* AIM OF THE EXERCISE
Without the images, write out all of the following entries exactly.

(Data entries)
★ ★ ★ ★ ★ ★ ★
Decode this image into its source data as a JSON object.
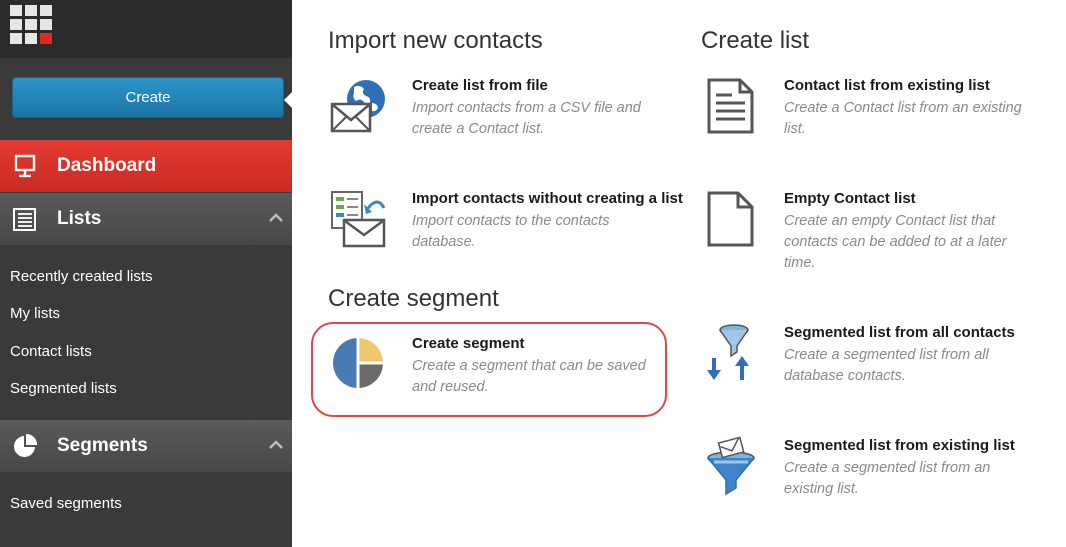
{
  "sidebar": {
    "create_label": "Create",
    "dashboard_label": "Dashboard",
    "lists_label": "Lists",
    "lists_items": [
      "Recently created lists",
      "My lists",
      "Contact lists",
      "Segmented lists"
    ],
    "segments_label": "Segments",
    "segments_items": [
      "Saved segments"
    ]
  },
  "main": {
    "import_title": "Import new contacts",
    "create_list_title": "Create list",
    "segment_title": "Create segment",
    "items": {
      "from_file": {
        "title": "Create list from file",
        "desc1": "Import contacts from a CSV file and",
        "desc2": "create a Contact list."
      },
      "without_list": {
        "title": "Import contacts without creating a list",
        "desc1": "Import contacts to the contacts",
        "desc2": "database."
      },
      "create_segment": {
        "title": "Create segment",
        "desc1": "Create a segment that can be saved",
        "desc2": "and reused."
      },
      "from_existing": {
        "title": "Contact list from existing list",
        "desc1": "Create a Contact list from an existing",
        "desc2": "list."
      },
      "empty": {
        "title": "Empty Contact list",
        "desc1": "Create an empty Contact list that",
        "desc2": "contacts can be added to at a later",
        "desc3": "time."
      },
      "seg_all": {
        "title": "Segmented list from all contacts",
        "desc1": "Create a segmented list from all",
        "desc2": "database contacts."
      },
      "seg_existing": {
        "title": "Segmented list from existing list",
        "desc1": "Create a segmented list from an",
        "desc2": "existing list."
      }
    }
  },
  "colors": {
    "accent_red": "#e43b33",
    "button_blue": "#1f80b5",
    "highlight": "#d94a4a",
    "pie_yellow": "#f0c86e",
    "pie_blue": "#4a7ab5",
    "pie_gray": "#6b6b6b"
  }
}
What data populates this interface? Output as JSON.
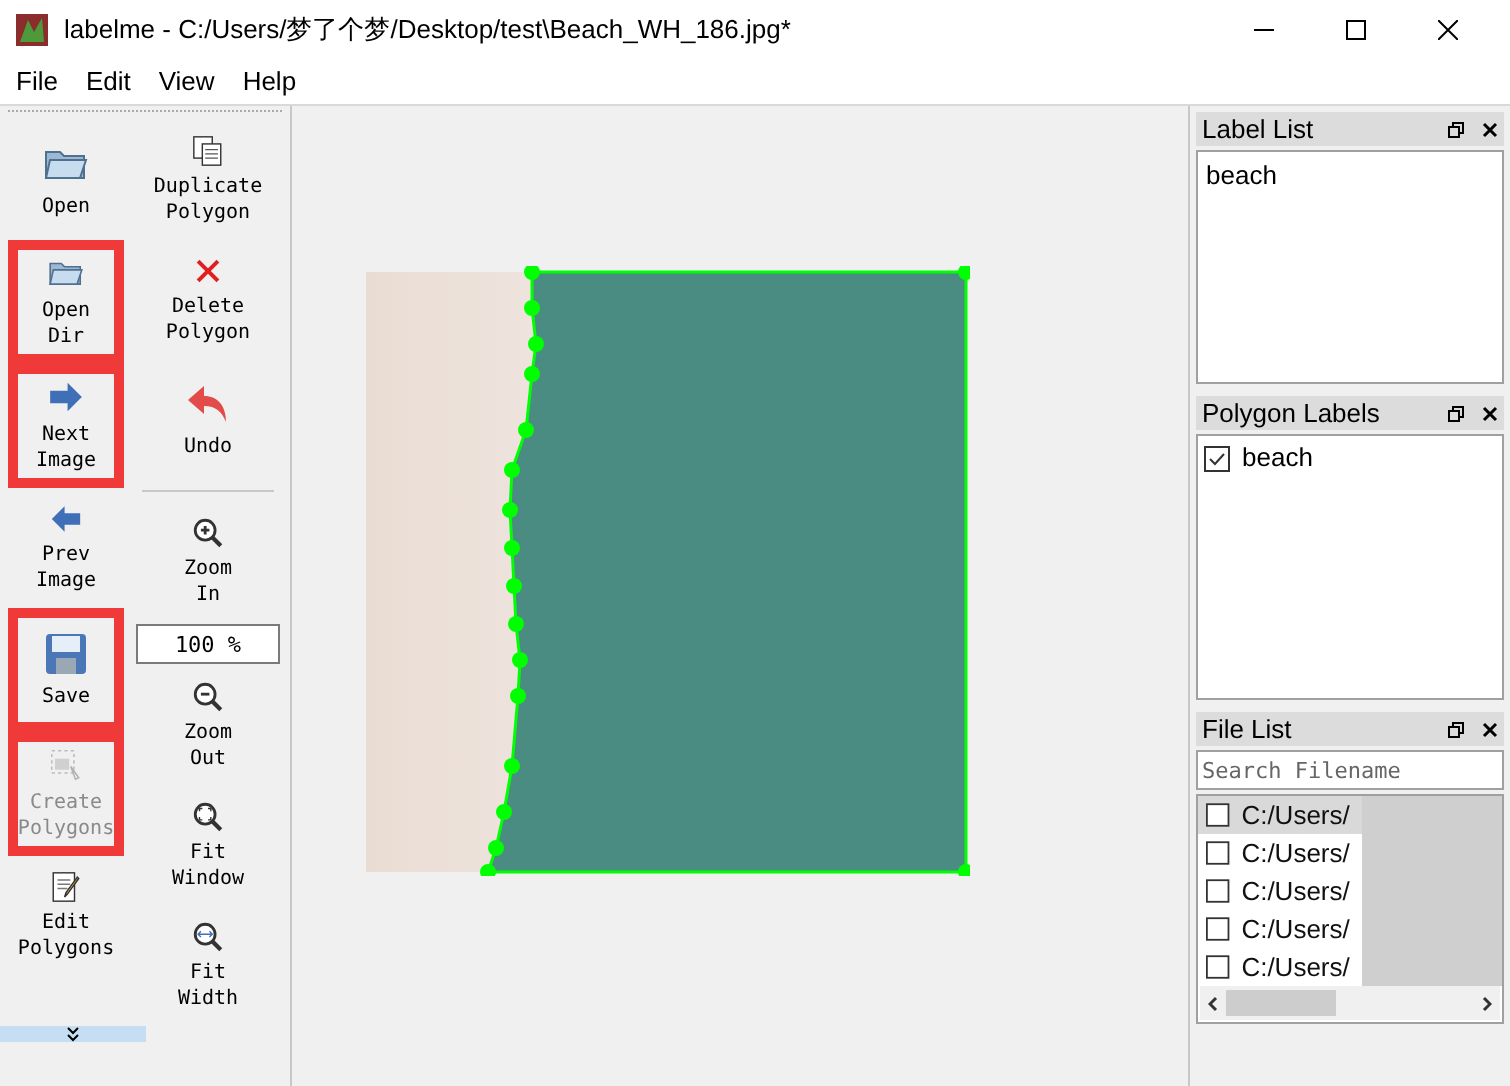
{
  "window": {
    "title": "labelme - C:/Users/梦了个梦/Desktop/test\\Beach_WH_186.jpg*"
  },
  "menu": [
    "File",
    "Edit",
    "View",
    "Help"
  ],
  "toolbar": {
    "column_1": [
      {
        "kind": "open",
        "label": "Open",
        "highlighted": false,
        "disabled": false
      },
      {
        "kind": "open",
        "label": "Open\nDir",
        "highlighted": true,
        "disabled": false
      },
      {
        "kind": "next",
        "label": "Next\nImage",
        "highlighted": true,
        "disabled": false
      },
      {
        "kind": "prev",
        "label": "Prev\nImage",
        "highlighted": false,
        "disabled": false
      },
      {
        "kind": "save",
        "label": "Save",
        "highlighted": true,
        "disabled": false
      },
      {
        "kind": "create",
        "label": "Create\nPolygons",
        "highlighted": true,
        "disabled": true
      },
      {
        "kind": "edit",
        "label": "Edit\nPolygons",
        "highlighted": false,
        "disabled": false
      }
    ],
    "column_2": [
      {
        "kind": "duplicate",
        "label": "Duplicate\nPolygon"
      },
      {
        "kind": "delete",
        "label": "Delete\nPolygon"
      },
      {
        "kind": "undo",
        "label": "Undo"
      },
      {
        "kind": "separator"
      },
      {
        "kind": "zoom_in",
        "label": "Zoom\nIn"
      },
      {
        "kind": "zoom_field",
        "value": "100 %"
      },
      {
        "kind": "zoom_out",
        "label": "Zoom\nOut"
      },
      {
        "kind": "fit_window",
        "label": "Fit\nWindow"
      },
      {
        "kind": "fit_width",
        "label": "Fit\nWidth"
      }
    ]
  },
  "label_list": {
    "title": "Label List",
    "items": [
      "beach"
    ]
  },
  "polygon_labels": {
    "title": "Polygon Labels",
    "items": [
      {
        "label": "beach",
        "checked": true
      }
    ]
  },
  "file_list": {
    "title": "File List",
    "placeholder": "Search Filename",
    "items": [
      {
        "path": "C:/Users/",
        "checked": false,
        "selected": true
      },
      {
        "path": "C:/Users/",
        "checked": false,
        "selected": false
      },
      {
        "path": "C:/Users/",
        "checked": false,
        "selected": false
      },
      {
        "path": "C:/Users/",
        "checked": false,
        "selected": false
      },
      {
        "path": "C:/Users/",
        "checked": false,
        "selected": false
      }
    ]
  }
}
★ ★ ★ ★ ★ ★ ★
* COMPLETE RESPONSE
Decode this image into its source data as a JSON object.
{
  "sidebar": {
    "create_label": "Create",
    "dashboard_label": "Dashboard",
    "lists_label": "Lists",
    "lists_items": [
      "Recently created lists",
      "My lists",
      "Contact lists",
      "Segmented lists"
    ],
    "segments_label": "Segments",
    "segments_items": [
      "Saved segments"
    ]
  },
  "main": {
    "import_title": "Import new contacts",
    "create_list_title": "Create list",
    "segment_title": "Create segment",
    "items": {
      "from_file": {
        "title": "Create list from file",
        "desc1": "Import contacts from a CSV file and",
        "desc2": "create a Contact list."
      },
      "without_list": {
        "title": "Import contacts without creating a list",
        "desc1": "Import contacts to the contacts",
        "desc2": "database."
      },
      "create_segment": {
        "title": "Create segment",
        "desc1": "Create a segment that can be saved",
        "desc2": "and reused."
      },
      "from_existing": {
        "title": "Contact list from existing list",
        "desc1": "Create a Contact list from an existing",
        "desc2": "list."
      },
      "empty": {
        "title": "Empty Contact list",
        "desc1": "Create an empty Contact list that",
        "desc2": "contacts can be added to at a later",
        "desc3": "time."
      },
      "seg_all": {
        "title": "Segmented list from all contacts",
        "desc1": "Create a segmented list from all",
        "desc2": "database contacts."
      },
      "seg_existing": {
        "title": "Segmented list from existing list",
        "desc1": "Create a segmented list from an",
        "desc2": "existing list."
      }
    }
  },
  "colors": {
    "accent_red": "#e43b33",
    "button_blue": "#1f80b5",
    "highlight": "#d94a4a",
    "pie_yellow": "#f0c86e",
    "pie_blue": "#4a7ab5",
    "pie_gray": "#6b6b6b"
  }
}
What data populates this interface? Output as JSON.
{
  "window": {
    "title": "labelme - C:/Users/梦了个梦/Desktop/test\\Beach_WH_186.jpg*"
  },
  "menu": [
    "File",
    "Edit",
    "View",
    "Help"
  ],
  "toolbar": {
    "column_1": [
      {
        "kind": "open",
        "label": "Open",
        "highlighted": false,
        "disabled": false
      },
      {
        "kind": "open",
        "label": "Open\nDir",
        "highlighted": true,
        "disabled": false
      },
      {
        "kind": "next",
        "label": "Next\nImage",
        "highlighted": true,
        "disabled": false
      },
      {
        "kind": "prev",
        "label": "Prev\nImage",
        "highlighted": false,
        "disabled": false
      },
      {
        "kind": "save",
        "label": "Save",
        "highlighted": true,
        "disabled": false
      },
      {
        "kind": "create",
        "label": "Create\nPolygons",
        "highlighted": true,
        "disabled": true
      },
      {
        "kind": "edit",
        "label": "Edit\nPolygons",
        "highlighted": false,
        "disabled": false
      }
    ],
    "column_2": [
      {
        "kind": "duplicate",
        "label": "Duplicate\nPolygon"
      },
      {
        "kind": "delete",
        "label": "Delete\nPolygon"
      },
      {
        "kind": "undo",
        "label": "Undo"
      },
      {
        "kind": "separator"
      },
      {
        "kind": "zoom_in",
        "label": "Zoom\nIn"
      },
      {
        "kind": "zoom_field",
        "value": "100 %"
      },
      {
        "kind": "zoom_out",
        "label": "Zoom\nOut"
      },
      {
        "kind": "fit_window",
        "label": "Fit\nWindow"
      },
      {
        "kind": "fit_width",
        "label": "Fit\nWidth"
      }
    ]
  },
  "label_list": {
    "title": "Label List",
    "items": [
      "beach"
    ]
  },
  "polygon_labels": {
    "title": "Polygon Labels",
    "items": [
      {
        "label": "beach",
        "checked": true
      }
    ]
  },
  "file_list": {
    "title": "File List",
    "placeholder": "Search Filename",
    "items": [
      {
        "path": "C:/Users/",
        "checked": false,
        "selected": true
      },
      {
        "path": "C:/Users/",
        "checked": false,
        "selected": false
      },
      {
        "path": "C:/Users/",
        "checked": false,
        "selected": false
      },
      {
        "path": "C:/Users/",
        "checked": false,
        "selected": false
      },
      {
        "path": "C:/Users/",
        "checked": false,
        "selected": false
      }
    ]
  }
}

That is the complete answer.